Make an exact copy of the records, with the images left out.

*Material shown*
== == ==

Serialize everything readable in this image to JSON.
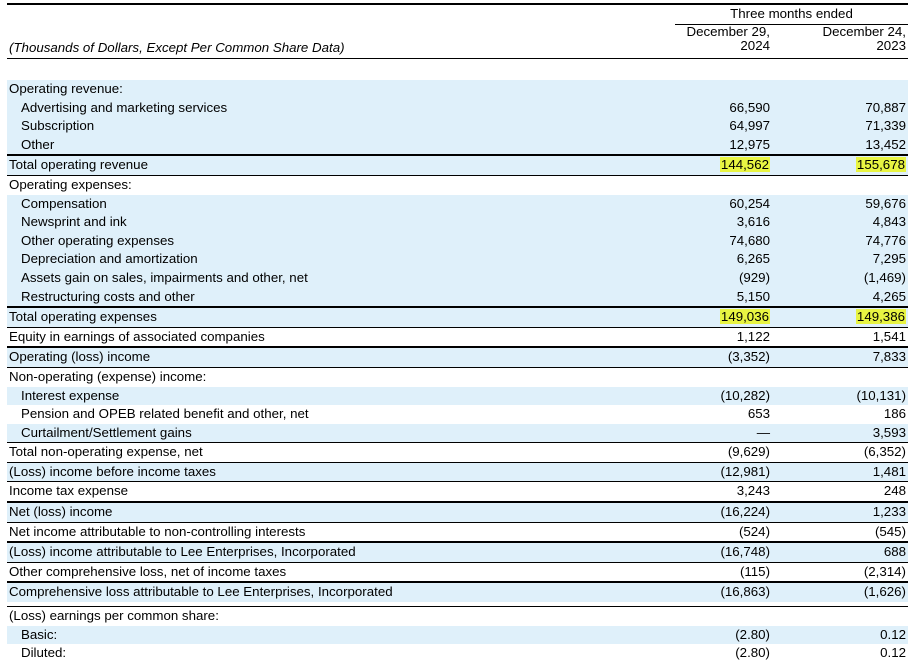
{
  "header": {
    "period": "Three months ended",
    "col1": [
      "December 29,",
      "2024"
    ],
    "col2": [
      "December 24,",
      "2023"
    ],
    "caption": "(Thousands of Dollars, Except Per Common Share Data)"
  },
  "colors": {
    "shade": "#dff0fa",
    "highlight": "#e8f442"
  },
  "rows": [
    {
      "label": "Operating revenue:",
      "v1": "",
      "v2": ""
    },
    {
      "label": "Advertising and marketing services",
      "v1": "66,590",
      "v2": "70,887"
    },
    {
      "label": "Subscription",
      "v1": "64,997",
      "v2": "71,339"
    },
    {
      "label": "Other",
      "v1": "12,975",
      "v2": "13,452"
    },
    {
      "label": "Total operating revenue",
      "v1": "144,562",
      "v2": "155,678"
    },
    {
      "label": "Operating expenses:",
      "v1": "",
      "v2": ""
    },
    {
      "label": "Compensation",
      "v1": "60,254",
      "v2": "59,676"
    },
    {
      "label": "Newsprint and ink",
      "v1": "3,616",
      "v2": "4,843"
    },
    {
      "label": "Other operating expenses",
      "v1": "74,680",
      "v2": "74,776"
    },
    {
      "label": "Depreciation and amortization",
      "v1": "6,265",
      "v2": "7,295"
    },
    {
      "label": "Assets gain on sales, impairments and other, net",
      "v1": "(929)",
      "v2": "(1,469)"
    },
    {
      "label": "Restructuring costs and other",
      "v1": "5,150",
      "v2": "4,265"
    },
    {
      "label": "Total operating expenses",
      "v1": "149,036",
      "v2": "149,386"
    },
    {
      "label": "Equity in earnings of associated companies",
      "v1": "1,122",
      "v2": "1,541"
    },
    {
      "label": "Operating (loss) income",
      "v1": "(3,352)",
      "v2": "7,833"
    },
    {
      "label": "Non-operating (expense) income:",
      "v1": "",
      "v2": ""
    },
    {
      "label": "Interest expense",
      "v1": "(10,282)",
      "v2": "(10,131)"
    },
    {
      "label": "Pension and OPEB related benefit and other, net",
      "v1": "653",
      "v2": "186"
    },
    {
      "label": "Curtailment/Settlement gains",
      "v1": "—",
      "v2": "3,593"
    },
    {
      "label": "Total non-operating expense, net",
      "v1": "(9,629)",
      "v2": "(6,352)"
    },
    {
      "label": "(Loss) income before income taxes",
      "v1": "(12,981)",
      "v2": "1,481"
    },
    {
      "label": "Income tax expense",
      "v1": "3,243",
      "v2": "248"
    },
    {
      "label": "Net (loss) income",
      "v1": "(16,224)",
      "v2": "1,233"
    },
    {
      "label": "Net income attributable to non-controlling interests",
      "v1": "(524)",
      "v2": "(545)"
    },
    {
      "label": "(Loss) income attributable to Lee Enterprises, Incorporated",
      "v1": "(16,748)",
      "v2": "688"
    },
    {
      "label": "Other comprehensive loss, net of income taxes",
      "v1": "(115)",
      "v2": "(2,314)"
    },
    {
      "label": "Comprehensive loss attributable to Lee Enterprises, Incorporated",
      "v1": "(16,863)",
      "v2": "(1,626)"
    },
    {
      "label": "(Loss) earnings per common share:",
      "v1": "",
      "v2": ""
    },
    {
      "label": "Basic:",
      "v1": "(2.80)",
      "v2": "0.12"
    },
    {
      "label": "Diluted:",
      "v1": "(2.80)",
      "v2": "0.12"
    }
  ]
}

== == ==

*Written solution*
Serialize everything readable in this image to JSON.
{
  "header": {
    "period": "Three months ended",
    "col1": [
      "December 29,",
      "2024"
    ],
    "col2": [
      "December 24,",
      "2023"
    ],
    "caption": "(Thousands of Dollars, Except Per Common Share Data)"
  },
  "colors": {
    "shade": "#dff0fa",
    "highlight": "#e8f442"
  },
  "rows": [
    {
      "label": "Operating revenue:",
      "v1": "",
      "v2": ""
    },
    {
      "label": "Advertising and marketing services",
      "v1": "66,590",
      "v2": "70,887"
    },
    {
      "label": "Subscription",
      "v1": "64,997",
      "v2": "71,339"
    },
    {
      "label": "Other",
      "v1": "12,975",
      "v2": "13,452"
    },
    {
      "label": "Total operating revenue",
      "v1": "144,562",
      "v2": "155,678"
    },
    {
      "label": "Operating expenses:",
      "v1": "",
      "v2": ""
    },
    {
      "label": "Compensation",
      "v1": "60,254",
      "v2": "59,676"
    },
    {
      "label": "Newsprint and ink",
      "v1": "3,616",
      "v2": "4,843"
    },
    {
      "label": "Other operating expenses",
      "v1": "74,680",
      "v2": "74,776"
    },
    {
      "label": "Depreciation and amortization",
      "v1": "6,265",
      "v2": "7,295"
    },
    {
      "label": "Assets gain on sales, impairments and other, net",
      "v1": "(929)",
      "v2": "(1,469)"
    },
    {
      "label": "Restructuring costs and other",
      "v1": "5,150",
      "v2": "4,265"
    },
    {
      "label": "Total operating expenses",
      "v1": "149,036",
      "v2": "149,386"
    },
    {
      "label": "Equity in earnings of associated companies",
      "v1": "1,122",
      "v2": "1,541"
    },
    {
      "label": "Operating (loss) income",
      "v1": "(3,352)",
      "v2": "7,833"
    },
    {
      "label": "Non-operating (expense) income:",
      "v1": "",
      "v2": ""
    },
    {
      "label": "Interest expense",
      "v1": "(10,282)",
      "v2": "(10,131)"
    },
    {
      "label": "Pension and OPEB related benefit and other, net",
      "v1": "653",
      "v2": "186"
    },
    {
      "label": "Curtailment/Settlement gains",
      "v1": "—",
      "v2": "3,593"
    },
    {
      "label": "Total non-operating expense, net",
      "v1": "(9,629)",
      "v2": "(6,352)"
    },
    {
      "label": "(Loss) income before income taxes",
      "v1": "(12,981)",
      "v2": "1,481"
    },
    {
      "label": "Income tax expense",
      "v1": "3,243",
      "v2": "248"
    },
    {
      "label": "Net (loss) income",
      "v1": "(16,224)",
      "v2": "1,233"
    },
    {
      "label": "Net income attributable to non-controlling interests",
      "v1": "(524)",
      "v2": "(545)"
    },
    {
      "label": "(Loss) income attributable to Lee Enterprises, Incorporated",
      "v1": "(16,748)",
      "v2": "688"
    },
    {
      "label": "Other comprehensive loss, net of income taxes",
      "v1": "(115)",
      "v2": "(2,314)"
    },
    {
      "label": "Comprehensive loss attributable to Lee Enterprises, Incorporated",
      "v1": "(16,863)",
      "v2": "(1,626)"
    },
    {
      "label": "(Loss) earnings per common share:",
      "v1": "",
      "v2": ""
    },
    {
      "label": "Basic:",
      "v1": "(2.80)",
      "v2": "0.12"
    },
    {
      "label": "Diluted:",
      "v1": "(2.80)",
      "v2": "0.12"
    }
  ]
}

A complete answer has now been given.